Stored dataset items
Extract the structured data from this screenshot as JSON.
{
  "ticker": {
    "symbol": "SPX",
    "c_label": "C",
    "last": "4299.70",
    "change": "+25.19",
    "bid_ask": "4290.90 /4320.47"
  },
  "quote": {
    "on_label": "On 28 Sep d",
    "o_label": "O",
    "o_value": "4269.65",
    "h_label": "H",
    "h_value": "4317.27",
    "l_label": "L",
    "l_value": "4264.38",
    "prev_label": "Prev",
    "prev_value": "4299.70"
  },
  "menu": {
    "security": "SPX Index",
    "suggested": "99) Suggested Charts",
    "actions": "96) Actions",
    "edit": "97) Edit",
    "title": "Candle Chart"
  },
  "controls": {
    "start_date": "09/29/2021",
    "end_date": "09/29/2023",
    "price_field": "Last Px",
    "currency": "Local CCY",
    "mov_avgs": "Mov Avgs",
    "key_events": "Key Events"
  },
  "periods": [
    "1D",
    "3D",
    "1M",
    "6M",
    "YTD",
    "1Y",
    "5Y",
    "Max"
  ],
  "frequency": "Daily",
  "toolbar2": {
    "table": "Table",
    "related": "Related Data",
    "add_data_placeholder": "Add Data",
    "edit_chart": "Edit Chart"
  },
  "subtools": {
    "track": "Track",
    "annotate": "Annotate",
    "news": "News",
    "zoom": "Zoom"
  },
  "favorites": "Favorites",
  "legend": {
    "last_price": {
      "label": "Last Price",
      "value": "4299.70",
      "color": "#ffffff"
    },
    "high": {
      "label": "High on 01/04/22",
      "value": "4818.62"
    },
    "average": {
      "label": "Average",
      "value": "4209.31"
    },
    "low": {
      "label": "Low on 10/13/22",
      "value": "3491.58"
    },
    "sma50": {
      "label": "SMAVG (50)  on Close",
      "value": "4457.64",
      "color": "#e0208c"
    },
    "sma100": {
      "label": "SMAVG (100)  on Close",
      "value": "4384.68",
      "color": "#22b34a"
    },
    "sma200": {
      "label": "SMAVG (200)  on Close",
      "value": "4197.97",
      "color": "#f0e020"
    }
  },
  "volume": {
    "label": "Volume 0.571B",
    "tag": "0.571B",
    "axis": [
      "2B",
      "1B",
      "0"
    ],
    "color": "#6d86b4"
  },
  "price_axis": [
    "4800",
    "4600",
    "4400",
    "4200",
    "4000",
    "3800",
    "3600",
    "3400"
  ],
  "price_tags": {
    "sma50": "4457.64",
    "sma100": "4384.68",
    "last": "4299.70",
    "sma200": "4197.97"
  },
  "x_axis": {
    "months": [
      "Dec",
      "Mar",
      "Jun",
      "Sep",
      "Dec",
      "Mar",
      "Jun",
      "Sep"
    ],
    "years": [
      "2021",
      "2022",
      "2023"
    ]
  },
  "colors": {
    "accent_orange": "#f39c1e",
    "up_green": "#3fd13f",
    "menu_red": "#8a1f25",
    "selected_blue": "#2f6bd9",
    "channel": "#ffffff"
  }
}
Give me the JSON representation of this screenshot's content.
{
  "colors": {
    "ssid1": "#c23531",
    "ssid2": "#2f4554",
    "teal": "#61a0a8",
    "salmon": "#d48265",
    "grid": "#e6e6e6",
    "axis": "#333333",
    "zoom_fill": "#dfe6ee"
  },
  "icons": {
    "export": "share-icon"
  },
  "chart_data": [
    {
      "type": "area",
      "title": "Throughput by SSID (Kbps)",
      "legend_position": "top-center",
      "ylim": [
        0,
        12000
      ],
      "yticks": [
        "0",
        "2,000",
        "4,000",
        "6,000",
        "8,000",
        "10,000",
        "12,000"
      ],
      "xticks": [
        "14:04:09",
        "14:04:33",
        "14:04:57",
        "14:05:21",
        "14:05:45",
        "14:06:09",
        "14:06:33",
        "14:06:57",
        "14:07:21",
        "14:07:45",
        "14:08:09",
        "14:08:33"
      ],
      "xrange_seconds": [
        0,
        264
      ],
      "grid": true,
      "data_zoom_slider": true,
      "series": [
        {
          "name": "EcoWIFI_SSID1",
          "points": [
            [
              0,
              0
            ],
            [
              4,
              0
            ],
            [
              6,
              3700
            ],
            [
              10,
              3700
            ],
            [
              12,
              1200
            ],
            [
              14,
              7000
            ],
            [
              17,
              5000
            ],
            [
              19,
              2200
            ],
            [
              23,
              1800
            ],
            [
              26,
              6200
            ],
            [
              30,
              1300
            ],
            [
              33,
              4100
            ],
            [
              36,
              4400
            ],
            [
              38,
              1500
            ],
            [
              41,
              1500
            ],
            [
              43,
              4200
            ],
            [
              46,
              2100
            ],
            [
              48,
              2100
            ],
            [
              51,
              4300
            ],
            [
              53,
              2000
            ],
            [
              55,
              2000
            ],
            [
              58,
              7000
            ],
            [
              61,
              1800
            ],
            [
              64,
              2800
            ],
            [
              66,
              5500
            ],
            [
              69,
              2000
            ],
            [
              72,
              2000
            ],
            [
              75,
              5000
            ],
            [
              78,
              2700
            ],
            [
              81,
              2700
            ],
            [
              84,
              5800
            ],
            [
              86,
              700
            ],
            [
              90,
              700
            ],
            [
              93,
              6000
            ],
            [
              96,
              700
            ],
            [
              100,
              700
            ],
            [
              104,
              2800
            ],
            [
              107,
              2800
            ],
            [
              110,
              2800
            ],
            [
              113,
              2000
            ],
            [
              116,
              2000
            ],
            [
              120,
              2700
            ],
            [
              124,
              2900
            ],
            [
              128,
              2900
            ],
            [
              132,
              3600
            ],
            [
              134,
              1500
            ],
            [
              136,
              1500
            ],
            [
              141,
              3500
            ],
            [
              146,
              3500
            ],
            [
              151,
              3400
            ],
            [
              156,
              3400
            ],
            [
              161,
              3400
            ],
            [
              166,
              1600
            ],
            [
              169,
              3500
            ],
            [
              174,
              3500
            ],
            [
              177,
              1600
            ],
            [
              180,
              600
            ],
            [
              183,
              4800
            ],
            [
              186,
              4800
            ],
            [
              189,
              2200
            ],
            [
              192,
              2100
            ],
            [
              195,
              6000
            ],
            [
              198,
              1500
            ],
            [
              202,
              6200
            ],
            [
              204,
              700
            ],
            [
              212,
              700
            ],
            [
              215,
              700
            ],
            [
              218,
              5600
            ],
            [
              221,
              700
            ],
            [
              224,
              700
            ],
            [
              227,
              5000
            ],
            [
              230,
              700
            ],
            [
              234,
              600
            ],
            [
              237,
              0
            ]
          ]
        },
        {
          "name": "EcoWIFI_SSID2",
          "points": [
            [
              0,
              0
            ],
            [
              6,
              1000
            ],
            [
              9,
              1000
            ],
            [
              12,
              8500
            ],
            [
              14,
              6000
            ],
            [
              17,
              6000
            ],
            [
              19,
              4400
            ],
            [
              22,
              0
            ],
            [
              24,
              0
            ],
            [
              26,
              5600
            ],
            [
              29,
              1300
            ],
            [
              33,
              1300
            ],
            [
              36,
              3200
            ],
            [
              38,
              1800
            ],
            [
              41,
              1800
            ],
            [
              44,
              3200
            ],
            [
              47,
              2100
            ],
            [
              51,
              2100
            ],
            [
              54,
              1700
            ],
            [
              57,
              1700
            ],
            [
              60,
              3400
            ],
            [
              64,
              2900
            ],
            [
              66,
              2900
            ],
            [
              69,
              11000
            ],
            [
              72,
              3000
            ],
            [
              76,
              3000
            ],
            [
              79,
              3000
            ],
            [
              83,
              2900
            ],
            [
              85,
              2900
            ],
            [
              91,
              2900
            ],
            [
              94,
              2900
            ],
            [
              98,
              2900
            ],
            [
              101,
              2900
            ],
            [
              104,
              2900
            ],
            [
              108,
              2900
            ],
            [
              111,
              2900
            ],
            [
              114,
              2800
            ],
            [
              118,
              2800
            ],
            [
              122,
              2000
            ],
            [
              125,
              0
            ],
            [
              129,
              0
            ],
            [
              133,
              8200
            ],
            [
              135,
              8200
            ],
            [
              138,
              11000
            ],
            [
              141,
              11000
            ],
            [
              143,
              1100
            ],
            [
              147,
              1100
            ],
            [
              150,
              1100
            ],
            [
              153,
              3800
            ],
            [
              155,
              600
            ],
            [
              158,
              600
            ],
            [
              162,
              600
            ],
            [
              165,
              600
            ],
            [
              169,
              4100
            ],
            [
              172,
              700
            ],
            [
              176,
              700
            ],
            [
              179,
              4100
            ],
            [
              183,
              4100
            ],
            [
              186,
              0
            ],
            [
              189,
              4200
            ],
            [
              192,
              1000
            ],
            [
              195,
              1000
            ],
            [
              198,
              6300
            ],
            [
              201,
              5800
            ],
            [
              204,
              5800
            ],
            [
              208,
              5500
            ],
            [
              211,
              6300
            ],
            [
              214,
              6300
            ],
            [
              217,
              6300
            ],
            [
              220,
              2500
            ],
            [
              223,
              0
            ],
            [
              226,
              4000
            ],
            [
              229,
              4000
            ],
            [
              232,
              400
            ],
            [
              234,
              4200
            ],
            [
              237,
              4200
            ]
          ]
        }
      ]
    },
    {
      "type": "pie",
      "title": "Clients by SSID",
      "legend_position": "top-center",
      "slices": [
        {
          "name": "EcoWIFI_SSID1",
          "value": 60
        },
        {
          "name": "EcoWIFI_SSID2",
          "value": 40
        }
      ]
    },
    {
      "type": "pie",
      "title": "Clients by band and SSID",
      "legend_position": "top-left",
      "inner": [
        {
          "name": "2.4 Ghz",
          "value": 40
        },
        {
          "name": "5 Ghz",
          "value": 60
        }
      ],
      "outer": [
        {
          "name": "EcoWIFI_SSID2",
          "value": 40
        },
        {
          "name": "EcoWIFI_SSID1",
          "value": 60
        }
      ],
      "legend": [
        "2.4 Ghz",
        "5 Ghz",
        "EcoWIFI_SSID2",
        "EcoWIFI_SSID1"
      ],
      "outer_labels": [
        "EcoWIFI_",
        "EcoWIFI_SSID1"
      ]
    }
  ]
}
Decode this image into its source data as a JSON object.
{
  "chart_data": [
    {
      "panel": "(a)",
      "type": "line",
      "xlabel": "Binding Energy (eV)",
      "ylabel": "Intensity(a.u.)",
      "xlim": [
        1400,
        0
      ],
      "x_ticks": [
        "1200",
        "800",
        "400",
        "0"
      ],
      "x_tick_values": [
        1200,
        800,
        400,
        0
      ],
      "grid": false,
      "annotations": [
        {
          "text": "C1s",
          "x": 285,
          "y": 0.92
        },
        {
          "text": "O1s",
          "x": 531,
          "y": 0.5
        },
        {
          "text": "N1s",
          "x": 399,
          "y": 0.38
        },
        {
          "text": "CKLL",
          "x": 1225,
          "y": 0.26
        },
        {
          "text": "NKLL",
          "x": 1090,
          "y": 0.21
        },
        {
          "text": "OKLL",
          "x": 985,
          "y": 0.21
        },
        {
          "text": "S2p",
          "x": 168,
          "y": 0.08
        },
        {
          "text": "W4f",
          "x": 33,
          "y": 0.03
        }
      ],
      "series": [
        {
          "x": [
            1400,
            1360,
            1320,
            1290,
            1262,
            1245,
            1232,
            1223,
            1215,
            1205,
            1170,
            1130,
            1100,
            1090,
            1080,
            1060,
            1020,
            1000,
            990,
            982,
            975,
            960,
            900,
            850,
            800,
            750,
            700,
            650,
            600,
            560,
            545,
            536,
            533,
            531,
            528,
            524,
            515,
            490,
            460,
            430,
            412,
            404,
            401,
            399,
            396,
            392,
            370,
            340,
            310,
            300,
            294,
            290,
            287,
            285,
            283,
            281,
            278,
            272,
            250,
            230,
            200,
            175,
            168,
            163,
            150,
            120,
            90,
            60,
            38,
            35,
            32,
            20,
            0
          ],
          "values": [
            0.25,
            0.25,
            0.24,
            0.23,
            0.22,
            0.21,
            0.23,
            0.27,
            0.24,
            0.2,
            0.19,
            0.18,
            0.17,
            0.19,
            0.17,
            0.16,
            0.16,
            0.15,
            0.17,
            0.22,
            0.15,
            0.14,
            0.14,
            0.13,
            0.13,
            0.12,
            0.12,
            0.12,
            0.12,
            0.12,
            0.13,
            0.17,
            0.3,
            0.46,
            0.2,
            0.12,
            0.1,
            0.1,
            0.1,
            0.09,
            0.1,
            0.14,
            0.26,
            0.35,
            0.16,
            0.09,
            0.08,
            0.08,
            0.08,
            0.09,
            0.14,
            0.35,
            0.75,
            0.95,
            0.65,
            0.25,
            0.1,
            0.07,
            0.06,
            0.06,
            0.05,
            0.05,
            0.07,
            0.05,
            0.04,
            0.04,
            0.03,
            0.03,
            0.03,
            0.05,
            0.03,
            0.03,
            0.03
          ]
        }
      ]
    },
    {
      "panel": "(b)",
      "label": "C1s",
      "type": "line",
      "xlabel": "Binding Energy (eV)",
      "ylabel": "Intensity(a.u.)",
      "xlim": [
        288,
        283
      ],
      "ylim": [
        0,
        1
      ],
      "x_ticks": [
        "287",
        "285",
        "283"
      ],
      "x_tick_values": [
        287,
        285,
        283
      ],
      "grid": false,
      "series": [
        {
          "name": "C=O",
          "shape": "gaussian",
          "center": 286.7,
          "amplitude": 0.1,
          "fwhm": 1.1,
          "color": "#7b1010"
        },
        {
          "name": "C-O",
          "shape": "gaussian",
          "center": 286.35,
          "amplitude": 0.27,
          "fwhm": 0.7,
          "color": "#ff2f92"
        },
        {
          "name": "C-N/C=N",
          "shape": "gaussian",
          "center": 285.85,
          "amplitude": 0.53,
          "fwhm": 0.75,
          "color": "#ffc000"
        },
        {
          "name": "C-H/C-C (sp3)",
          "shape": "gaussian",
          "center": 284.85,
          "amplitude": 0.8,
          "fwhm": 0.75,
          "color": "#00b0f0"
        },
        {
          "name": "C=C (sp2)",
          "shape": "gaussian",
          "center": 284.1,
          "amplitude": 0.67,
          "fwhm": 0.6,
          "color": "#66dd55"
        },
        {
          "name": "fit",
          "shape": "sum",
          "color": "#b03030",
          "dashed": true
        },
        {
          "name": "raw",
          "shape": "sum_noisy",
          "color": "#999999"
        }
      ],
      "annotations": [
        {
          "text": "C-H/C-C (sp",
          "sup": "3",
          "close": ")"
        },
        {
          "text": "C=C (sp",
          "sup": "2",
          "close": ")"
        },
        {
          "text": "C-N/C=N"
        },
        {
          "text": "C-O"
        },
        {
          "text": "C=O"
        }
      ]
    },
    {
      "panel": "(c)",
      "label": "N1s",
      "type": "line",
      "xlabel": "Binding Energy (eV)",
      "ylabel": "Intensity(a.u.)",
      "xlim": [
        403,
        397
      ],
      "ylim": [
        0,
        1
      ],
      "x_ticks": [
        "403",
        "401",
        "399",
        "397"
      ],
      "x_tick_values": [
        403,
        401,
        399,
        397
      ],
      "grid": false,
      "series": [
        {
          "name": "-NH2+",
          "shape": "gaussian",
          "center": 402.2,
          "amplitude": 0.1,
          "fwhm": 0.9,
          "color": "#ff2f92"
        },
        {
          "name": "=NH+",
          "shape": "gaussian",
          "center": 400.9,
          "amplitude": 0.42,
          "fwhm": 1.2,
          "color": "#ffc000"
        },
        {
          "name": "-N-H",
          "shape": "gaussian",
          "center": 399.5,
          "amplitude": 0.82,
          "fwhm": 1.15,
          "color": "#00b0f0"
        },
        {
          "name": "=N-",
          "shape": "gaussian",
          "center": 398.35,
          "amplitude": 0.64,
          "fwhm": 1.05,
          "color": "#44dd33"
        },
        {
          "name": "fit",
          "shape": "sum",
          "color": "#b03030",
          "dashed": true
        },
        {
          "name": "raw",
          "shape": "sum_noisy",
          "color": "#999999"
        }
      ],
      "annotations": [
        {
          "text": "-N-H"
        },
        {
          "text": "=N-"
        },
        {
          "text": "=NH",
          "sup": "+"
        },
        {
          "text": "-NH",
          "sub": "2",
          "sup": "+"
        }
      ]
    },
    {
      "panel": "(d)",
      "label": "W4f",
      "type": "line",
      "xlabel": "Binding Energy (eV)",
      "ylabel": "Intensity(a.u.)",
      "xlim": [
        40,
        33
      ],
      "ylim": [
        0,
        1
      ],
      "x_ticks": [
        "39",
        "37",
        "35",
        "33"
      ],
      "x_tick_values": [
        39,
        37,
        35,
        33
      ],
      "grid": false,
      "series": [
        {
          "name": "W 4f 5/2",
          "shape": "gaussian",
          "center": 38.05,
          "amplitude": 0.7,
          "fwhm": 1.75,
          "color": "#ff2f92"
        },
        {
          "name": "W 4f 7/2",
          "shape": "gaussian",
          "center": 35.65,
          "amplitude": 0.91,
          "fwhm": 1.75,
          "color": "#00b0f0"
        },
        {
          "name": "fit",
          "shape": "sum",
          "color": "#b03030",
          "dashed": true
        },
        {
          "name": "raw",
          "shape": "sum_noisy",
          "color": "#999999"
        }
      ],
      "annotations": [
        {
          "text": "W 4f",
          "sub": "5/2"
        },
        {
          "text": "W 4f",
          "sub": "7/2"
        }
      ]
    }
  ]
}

- _Directions_: In the material above, find each line that contains the word "screenshot", and select it.

- _Full answer_:
Extract the structured data from this screenshot as JSON.
Give me the JSON representation of this screenshot's content.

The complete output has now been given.